▶ **Task prompt**: State how many lines contain the string "arabique", and write nothing else.

Dataset items
---+---

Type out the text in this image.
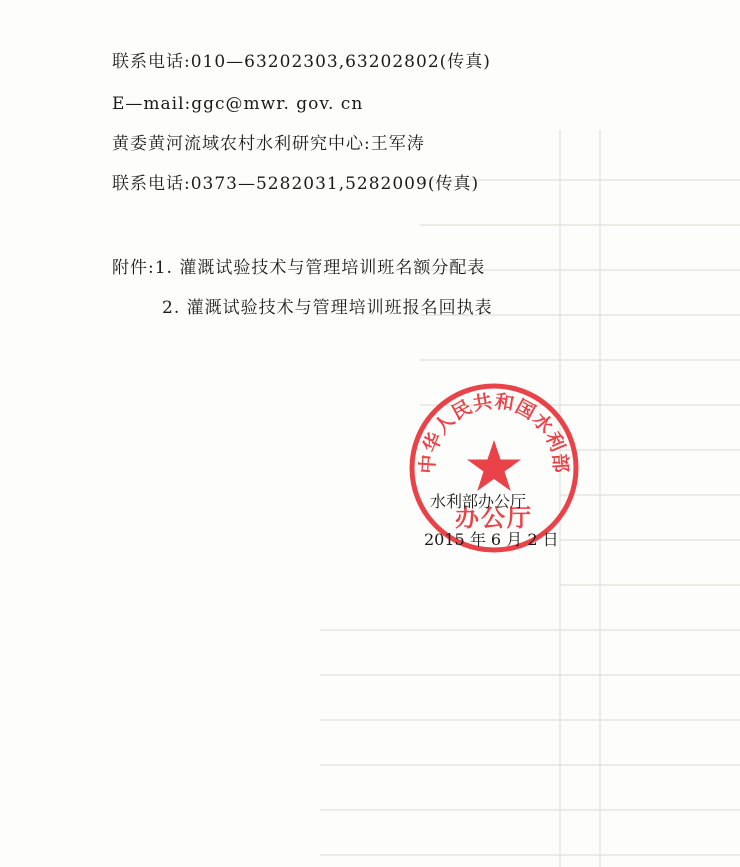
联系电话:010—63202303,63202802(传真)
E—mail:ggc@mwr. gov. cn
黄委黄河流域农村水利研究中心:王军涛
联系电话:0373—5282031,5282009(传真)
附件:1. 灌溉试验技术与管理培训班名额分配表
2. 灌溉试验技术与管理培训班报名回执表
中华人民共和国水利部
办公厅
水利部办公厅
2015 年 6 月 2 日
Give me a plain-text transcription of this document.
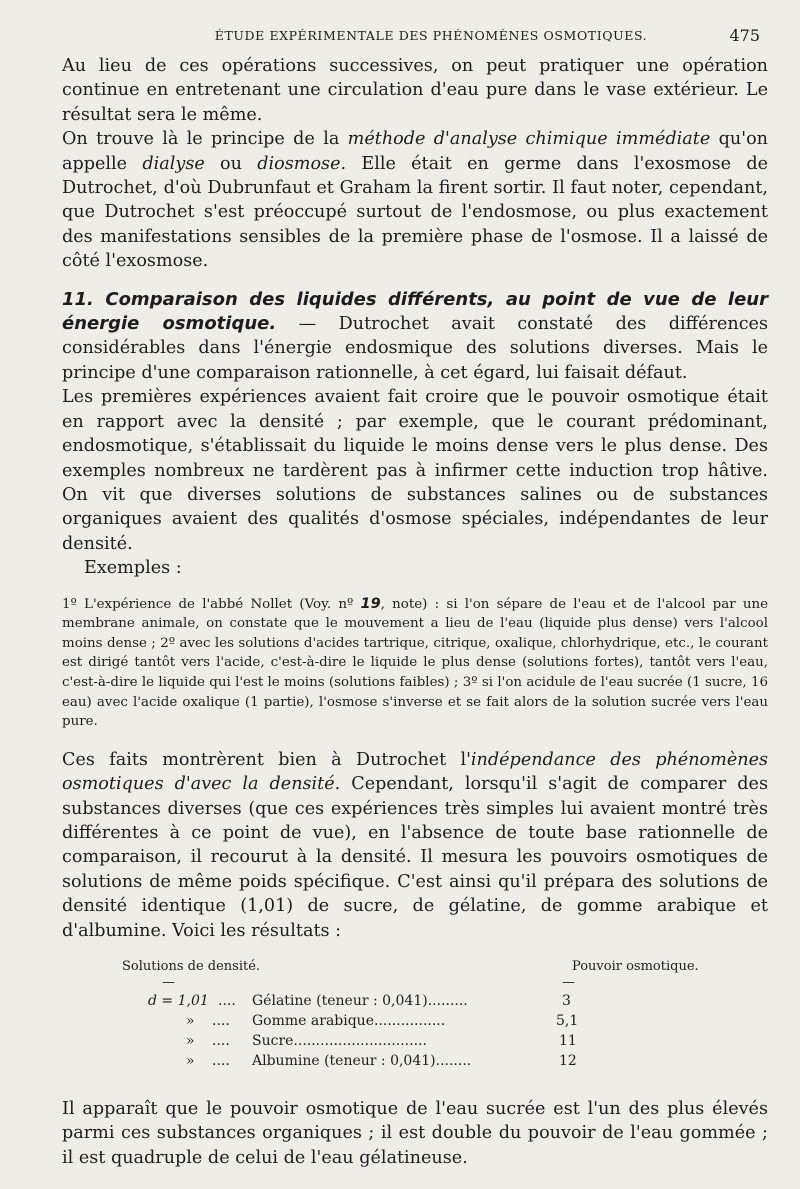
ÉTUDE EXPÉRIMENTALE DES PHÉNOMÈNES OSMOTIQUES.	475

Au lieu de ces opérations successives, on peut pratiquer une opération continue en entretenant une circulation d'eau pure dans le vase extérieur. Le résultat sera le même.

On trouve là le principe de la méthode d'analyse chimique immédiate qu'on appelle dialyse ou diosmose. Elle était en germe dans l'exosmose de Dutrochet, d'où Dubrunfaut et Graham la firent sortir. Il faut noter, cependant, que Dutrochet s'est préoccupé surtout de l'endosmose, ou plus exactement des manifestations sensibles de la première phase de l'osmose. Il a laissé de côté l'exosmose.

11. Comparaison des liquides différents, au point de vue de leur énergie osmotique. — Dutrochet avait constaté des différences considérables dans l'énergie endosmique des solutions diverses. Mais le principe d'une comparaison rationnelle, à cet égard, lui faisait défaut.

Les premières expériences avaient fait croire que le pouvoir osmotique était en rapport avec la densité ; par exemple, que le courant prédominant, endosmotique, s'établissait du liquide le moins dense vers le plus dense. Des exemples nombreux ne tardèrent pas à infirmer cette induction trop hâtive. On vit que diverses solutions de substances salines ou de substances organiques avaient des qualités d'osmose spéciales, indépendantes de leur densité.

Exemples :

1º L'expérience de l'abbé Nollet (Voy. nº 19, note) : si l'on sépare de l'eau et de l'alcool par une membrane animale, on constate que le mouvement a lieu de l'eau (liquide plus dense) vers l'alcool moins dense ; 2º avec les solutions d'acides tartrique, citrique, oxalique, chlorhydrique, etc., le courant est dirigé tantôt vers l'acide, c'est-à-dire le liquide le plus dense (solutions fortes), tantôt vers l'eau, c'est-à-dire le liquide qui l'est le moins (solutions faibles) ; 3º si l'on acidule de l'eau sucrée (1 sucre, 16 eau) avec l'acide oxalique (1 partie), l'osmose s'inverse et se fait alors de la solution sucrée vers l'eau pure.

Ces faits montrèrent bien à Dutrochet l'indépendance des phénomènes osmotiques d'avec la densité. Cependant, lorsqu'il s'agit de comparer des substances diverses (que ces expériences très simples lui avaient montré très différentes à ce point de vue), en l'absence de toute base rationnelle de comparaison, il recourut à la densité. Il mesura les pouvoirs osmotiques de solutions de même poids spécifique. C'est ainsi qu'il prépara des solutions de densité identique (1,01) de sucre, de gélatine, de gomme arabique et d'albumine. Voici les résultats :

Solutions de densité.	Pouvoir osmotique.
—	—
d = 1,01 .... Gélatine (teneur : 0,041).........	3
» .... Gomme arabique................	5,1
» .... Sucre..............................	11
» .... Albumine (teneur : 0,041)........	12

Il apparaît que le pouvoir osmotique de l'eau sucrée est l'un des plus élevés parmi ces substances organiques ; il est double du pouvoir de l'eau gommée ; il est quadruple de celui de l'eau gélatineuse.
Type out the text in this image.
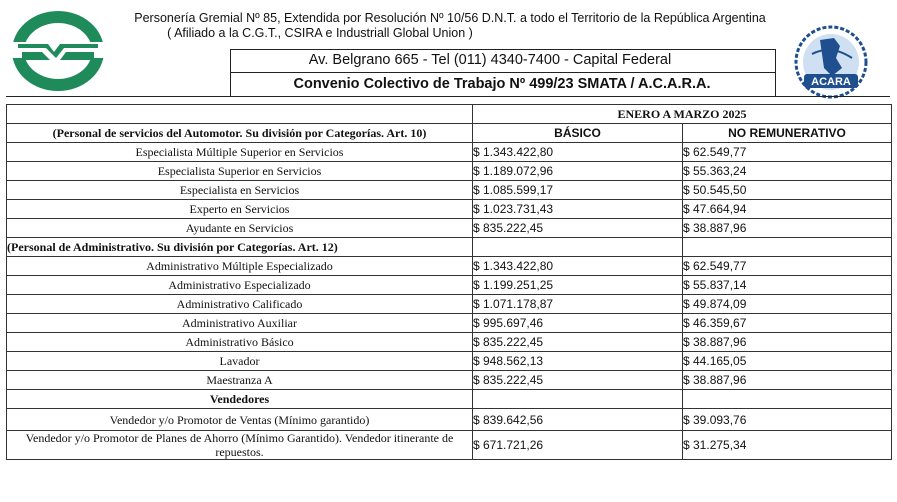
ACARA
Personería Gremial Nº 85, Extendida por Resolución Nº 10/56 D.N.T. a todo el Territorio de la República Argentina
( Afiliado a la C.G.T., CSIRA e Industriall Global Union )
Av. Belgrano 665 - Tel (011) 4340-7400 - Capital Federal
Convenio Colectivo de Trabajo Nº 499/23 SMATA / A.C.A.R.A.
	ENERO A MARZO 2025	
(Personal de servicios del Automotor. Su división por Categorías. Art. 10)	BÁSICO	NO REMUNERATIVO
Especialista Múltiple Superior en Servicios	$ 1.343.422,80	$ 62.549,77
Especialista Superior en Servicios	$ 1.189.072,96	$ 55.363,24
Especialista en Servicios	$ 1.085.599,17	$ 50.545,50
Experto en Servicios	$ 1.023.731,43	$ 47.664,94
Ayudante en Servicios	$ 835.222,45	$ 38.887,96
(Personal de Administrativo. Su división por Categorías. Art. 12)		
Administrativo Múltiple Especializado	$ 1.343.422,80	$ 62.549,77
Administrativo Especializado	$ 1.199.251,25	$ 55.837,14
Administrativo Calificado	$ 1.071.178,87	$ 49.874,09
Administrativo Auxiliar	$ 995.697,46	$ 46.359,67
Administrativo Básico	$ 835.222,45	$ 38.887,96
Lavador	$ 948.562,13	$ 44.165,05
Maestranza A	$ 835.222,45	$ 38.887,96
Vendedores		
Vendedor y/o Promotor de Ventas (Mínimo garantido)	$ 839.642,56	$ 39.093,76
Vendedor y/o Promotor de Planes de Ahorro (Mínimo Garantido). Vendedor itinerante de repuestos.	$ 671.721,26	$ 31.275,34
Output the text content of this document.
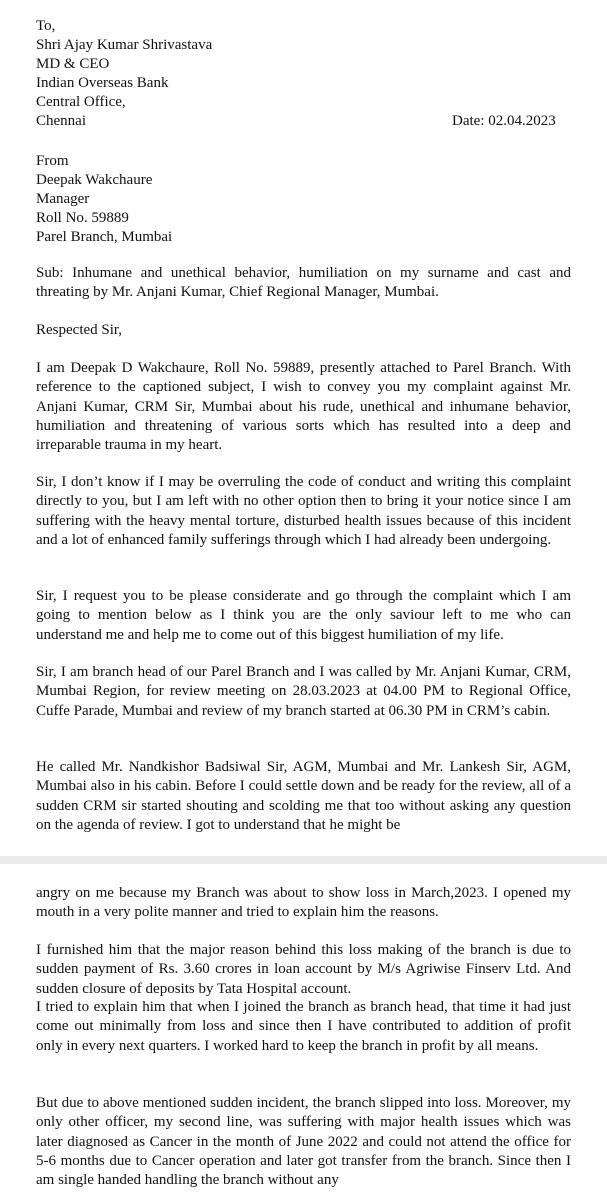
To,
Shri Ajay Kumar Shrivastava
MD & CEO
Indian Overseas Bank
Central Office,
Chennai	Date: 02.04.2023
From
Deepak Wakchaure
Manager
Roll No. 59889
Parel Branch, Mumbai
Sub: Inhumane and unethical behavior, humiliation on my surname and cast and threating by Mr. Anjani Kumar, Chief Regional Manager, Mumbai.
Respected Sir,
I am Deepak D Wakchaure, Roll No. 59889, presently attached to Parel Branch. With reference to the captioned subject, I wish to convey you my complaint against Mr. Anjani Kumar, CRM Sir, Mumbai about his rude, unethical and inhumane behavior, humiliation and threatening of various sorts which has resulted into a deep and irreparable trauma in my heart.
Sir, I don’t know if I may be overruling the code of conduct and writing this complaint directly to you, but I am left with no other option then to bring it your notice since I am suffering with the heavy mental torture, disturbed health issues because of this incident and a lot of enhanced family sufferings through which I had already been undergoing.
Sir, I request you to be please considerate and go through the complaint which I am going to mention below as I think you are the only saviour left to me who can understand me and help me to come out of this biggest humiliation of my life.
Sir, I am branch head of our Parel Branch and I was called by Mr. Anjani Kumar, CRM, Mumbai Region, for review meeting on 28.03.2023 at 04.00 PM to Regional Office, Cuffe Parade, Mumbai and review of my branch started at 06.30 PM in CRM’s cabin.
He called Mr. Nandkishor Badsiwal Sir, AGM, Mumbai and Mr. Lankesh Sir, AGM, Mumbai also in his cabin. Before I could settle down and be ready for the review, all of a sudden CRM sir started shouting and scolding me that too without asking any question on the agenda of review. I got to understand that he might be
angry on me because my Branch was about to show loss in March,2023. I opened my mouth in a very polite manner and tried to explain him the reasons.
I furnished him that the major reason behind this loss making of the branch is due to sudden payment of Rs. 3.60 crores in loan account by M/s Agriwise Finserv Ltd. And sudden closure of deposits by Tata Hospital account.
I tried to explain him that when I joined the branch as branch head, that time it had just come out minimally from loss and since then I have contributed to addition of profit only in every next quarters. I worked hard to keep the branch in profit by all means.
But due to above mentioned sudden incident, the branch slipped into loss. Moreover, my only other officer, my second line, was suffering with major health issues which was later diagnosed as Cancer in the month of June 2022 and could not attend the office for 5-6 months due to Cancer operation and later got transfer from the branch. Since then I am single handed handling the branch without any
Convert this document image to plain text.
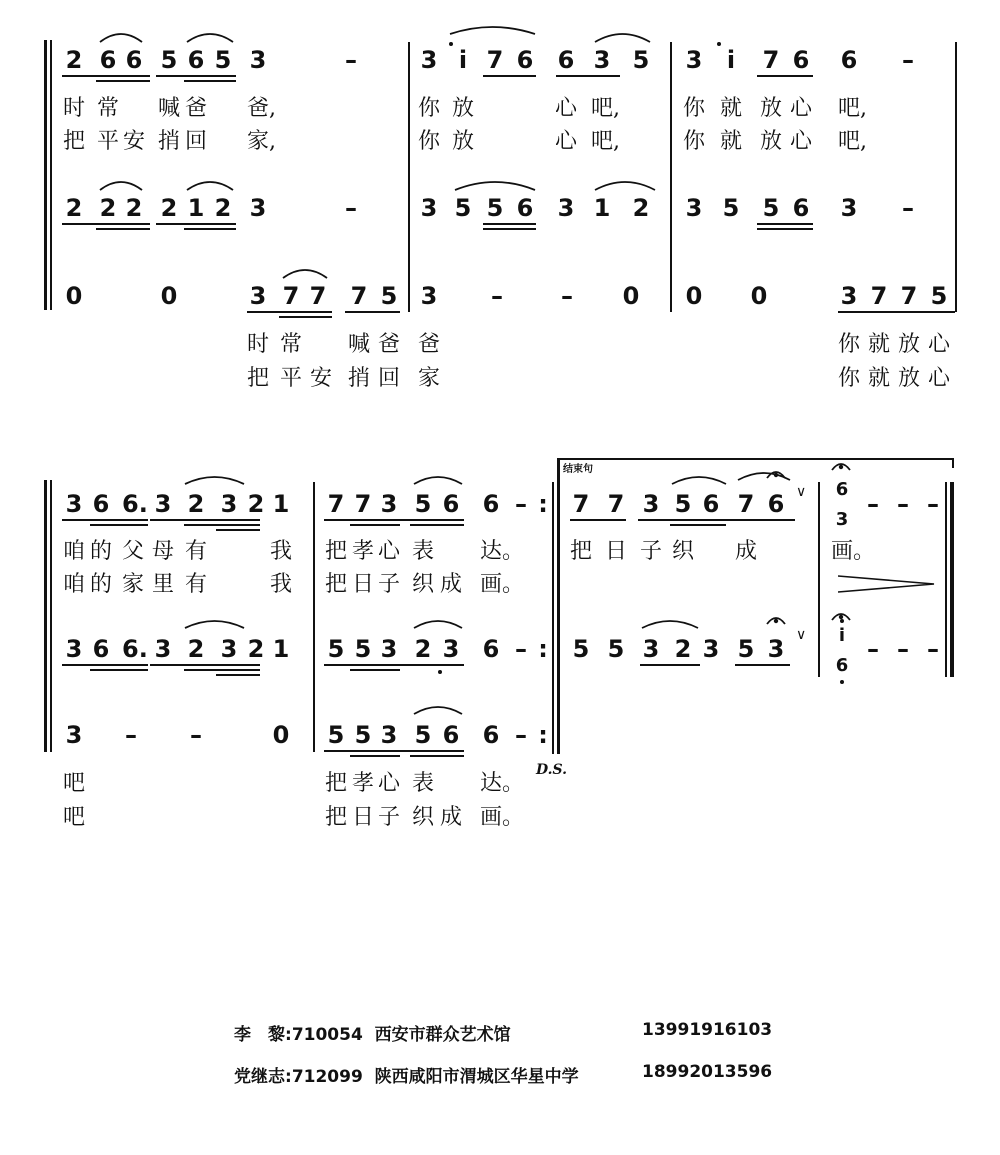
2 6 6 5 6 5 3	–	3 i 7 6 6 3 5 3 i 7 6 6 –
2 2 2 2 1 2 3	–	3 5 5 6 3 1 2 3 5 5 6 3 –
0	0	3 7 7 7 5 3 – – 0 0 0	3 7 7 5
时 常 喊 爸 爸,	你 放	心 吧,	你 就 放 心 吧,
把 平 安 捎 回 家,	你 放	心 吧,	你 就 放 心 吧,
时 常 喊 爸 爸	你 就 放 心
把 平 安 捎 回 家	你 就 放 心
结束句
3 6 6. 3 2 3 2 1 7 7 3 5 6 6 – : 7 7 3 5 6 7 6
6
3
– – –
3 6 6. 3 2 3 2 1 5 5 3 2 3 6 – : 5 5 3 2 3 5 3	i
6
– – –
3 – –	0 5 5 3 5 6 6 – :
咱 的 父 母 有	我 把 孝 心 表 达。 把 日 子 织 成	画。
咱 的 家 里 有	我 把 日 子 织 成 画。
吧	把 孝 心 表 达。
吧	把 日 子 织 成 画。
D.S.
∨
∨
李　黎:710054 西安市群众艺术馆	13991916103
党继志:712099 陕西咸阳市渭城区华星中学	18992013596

---+---

▶ **Right answer**: 2